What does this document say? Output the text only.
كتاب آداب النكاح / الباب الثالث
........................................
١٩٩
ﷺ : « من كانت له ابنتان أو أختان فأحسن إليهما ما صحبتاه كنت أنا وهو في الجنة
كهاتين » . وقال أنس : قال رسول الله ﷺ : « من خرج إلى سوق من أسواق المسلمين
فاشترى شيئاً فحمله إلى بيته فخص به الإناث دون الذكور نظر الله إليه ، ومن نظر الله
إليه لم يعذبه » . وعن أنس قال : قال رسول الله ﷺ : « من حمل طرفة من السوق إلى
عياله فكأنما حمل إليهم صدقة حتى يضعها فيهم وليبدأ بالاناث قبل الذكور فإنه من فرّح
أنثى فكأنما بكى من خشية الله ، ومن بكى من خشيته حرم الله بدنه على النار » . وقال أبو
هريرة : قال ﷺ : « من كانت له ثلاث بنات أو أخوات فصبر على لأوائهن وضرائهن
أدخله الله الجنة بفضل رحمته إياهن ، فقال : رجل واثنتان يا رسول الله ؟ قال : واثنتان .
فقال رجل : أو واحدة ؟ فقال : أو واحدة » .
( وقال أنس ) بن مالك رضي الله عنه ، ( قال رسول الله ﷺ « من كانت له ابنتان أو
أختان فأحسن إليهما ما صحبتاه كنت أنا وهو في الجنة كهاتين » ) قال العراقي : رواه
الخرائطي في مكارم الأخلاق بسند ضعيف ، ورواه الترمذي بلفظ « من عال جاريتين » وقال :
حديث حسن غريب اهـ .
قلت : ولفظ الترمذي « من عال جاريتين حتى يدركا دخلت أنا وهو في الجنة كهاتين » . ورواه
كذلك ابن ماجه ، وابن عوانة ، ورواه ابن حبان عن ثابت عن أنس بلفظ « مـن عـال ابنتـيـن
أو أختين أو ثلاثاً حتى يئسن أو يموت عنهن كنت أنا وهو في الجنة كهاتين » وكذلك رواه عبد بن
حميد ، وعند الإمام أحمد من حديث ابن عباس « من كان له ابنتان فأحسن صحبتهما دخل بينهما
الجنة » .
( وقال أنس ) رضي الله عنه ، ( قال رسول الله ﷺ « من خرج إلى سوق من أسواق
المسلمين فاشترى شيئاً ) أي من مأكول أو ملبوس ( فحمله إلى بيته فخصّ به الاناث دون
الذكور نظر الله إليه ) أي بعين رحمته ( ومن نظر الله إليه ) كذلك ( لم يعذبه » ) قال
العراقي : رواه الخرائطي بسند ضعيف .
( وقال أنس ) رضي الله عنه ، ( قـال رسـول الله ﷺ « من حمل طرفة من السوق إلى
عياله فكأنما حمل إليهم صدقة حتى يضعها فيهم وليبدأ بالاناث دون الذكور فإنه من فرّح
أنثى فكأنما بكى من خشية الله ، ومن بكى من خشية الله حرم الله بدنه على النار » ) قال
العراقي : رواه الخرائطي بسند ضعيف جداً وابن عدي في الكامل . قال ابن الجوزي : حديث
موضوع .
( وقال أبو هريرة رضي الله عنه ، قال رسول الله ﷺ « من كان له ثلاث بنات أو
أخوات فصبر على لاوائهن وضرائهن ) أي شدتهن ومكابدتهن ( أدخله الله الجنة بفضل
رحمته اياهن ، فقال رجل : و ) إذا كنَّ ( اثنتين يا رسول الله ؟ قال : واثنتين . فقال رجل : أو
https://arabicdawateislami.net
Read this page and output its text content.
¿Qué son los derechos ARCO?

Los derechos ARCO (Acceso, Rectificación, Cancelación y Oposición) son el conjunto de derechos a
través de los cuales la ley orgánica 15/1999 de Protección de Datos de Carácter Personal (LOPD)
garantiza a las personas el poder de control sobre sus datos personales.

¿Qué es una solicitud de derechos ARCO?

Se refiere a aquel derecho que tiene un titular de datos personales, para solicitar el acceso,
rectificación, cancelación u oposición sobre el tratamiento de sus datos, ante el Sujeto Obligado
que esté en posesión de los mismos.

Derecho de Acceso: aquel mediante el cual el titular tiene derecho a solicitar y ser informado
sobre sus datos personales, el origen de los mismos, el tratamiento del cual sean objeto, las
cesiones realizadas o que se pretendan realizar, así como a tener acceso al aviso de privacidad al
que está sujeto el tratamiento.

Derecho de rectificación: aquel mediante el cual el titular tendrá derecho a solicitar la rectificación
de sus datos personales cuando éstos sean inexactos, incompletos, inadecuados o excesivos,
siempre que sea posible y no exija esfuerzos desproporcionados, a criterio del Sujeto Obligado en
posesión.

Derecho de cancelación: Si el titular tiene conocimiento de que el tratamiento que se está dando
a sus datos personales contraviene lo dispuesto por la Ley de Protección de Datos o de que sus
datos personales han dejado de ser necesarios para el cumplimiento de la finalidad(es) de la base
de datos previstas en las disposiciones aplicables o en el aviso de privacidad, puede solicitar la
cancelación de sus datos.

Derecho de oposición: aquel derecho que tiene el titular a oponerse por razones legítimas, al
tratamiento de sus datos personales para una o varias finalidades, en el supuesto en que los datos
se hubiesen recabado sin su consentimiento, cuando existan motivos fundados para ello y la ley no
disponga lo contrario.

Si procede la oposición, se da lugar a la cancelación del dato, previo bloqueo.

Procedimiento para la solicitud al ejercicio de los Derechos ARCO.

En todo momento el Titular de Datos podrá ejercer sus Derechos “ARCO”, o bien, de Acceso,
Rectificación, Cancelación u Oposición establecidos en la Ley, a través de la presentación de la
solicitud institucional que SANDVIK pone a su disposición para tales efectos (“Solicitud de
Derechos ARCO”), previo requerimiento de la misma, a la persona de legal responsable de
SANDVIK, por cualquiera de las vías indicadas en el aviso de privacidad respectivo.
──────
Looking at the listing above, how many of its lines contain the string "بلفظ"? Give the number alone.

2